Dataset entries on figures
-=-=-

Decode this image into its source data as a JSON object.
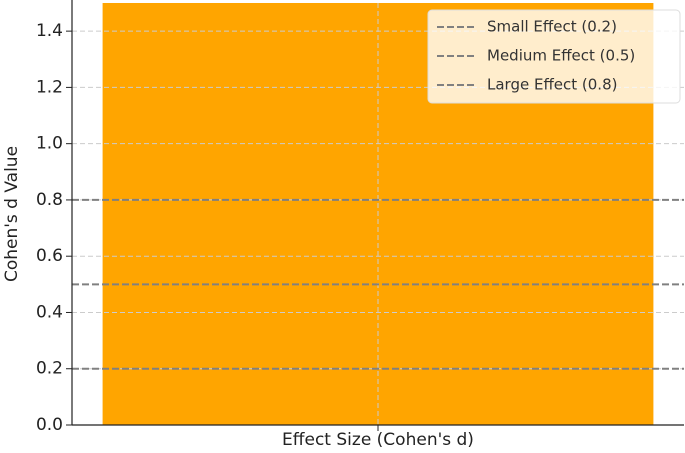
{
  "chart_data": {
    "type": "bar",
    "xlabel": "Effect Size (Cohen's d)",
    "ylabel": "Cohen's d Value",
    "categories": [
      null
    ],
    "values": [
      1.5
    ],
    "color": "#ffa500",
    "ylim": [
      0,
      1.5
    ],
    "yticks": [
      {
        "value": 0,
        "label": "0.0"
      },
      {
        "value": 0.2,
        "label": "0.2"
      },
      {
        "value": 0.4,
        "label": "0.4"
      },
      {
        "value": 0.6,
        "label": "0.6"
      },
      {
        "value": 0.8,
        "label": "0.8"
      },
      {
        "value": 1.0,
        "label": "1.0"
      },
      {
        "value": 1.2,
        "label": "1.2"
      },
      {
        "value": 1.4,
        "label": "1.4"
      }
    ],
    "grid": true,
    "legend": "upper right",
    "lines": [
      {
        "name": "Small Effect (0.2)",
        "value": 0.2,
        "color": "#808080"
      },
      {
        "name": "Medium Effect (0.5)",
        "value": 0.5,
        "color": "#808080"
      },
      {
        "name": "Large Effect (0.8)",
        "value": 0.8,
        "color": "#808080"
      }
    ]
  }
}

-=-=-

◆ Request
Omit the pictures and output all of the other material exactly.

◆ Response to the exercise
Decode this image into its source data as a JSON object.
{
  "chart_data": {
    "type": "bar",
    "xlabel": "Effect Size (Cohen's d)",
    "ylabel": "Cohen's d Value",
    "categories": [
      null
    ],
    "values": [
      1.5
    ],
    "color": "#ffa500",
    "ylim": [
      0,
      1.5
    ],
    "yticks": [
      {
        "value": 0,
        "label": "0.0"
      },
      {
        "value": 0.2,
        "label": "0.2"
      },
      {
        "value": 0.4,
        "label": "0.4"
      },
      {
        "value": 0.6,
        "label": "0.6"
      },
      {
        "value": 0.8,
        "label": "0.8"
      },
      {
        "value": 1.0,
        "label": "1.0"
      },
      {
        "value": 1.2,
        "label": "1.2"
      },
      {
        "value": 1.4,
        "label": "1.4"
      }
    ],
    "grid": true,
    "legend": "upper right",
    "lines": [
      {
        "name": "Small Effect (0.2)",
        "value": 0.2,
        "color": "#808080"
      },
      {
        "name": "Medium Effect (0.5)",
        "value": 0.5,
        "color": "#808080"
      },
      {
        "name": "Large Effect (0.8)",
        "value": 0.8,
        "color": "#808080"
      }
    ]
  }
}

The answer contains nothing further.